■ Directions for this task: Please write out the complete listing that follows, exactly as it reads.

■ Given information:
+ + + +

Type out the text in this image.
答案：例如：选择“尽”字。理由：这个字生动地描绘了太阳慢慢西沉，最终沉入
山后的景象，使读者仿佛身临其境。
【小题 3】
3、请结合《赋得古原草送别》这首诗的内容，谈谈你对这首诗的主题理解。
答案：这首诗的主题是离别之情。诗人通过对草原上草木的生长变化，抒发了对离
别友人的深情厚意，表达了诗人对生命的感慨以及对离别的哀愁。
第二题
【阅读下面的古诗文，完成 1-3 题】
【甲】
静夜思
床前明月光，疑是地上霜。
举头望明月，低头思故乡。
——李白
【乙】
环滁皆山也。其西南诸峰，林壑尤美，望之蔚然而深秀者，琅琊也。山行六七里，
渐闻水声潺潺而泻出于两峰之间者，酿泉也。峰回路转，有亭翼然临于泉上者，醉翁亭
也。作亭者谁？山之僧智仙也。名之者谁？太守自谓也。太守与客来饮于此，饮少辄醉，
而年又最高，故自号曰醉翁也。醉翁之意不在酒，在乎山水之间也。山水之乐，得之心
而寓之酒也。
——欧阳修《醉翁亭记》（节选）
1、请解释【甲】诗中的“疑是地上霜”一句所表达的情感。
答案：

+ + + +

■ Solution:
Type out the text in this image.
答案：例如：选择“尽”字。理由：这个字生动地描绘了太阳慢慢西沉，最终沉入
山后的景象，使读者仿佛身临其境。
【小题 3】
3、请结合《赋得古原草送别》这首诗的内容，谈谈你对这首诗的主题理解。
答案：这首诗的主题是离别之情。诗人通过对草原上草木的生长变化，抒发了对离
别友人的深情厚意，表达了诗人对生命的感慨以及对离别的哀愁。
第二题
【阅读下面的古诗文，完成 1-3 题】
【甲】
静夜思
床前明月光，疑是地上霜。
举头望明月，低头思故乡。
——李白
【乙】
环滁皆山也。其西南诸峰，林壑尤美，望之蔚然而深秀者，琅琊也。山行六七里，
渐闻水声潺潺而泻出于两峰之间者，酿泉也。峰回路转，有亭翼然临于泉上者，醉翁亭
也。作亭者谁？山之僧智仙也。名之者谁？太守自谓也。太守与客来饮于此，饮少辄醉，
而年又最高，故自号曰醉翁也。醉翁之意不在酒，在乎山水之间也。山水之乐，得之心
而寓之酒也。
——欧阳修《醉翁亭记》（节选）
1、请解释【甲】诗中的“疑是地上霜”一句所表达的情感。
答案：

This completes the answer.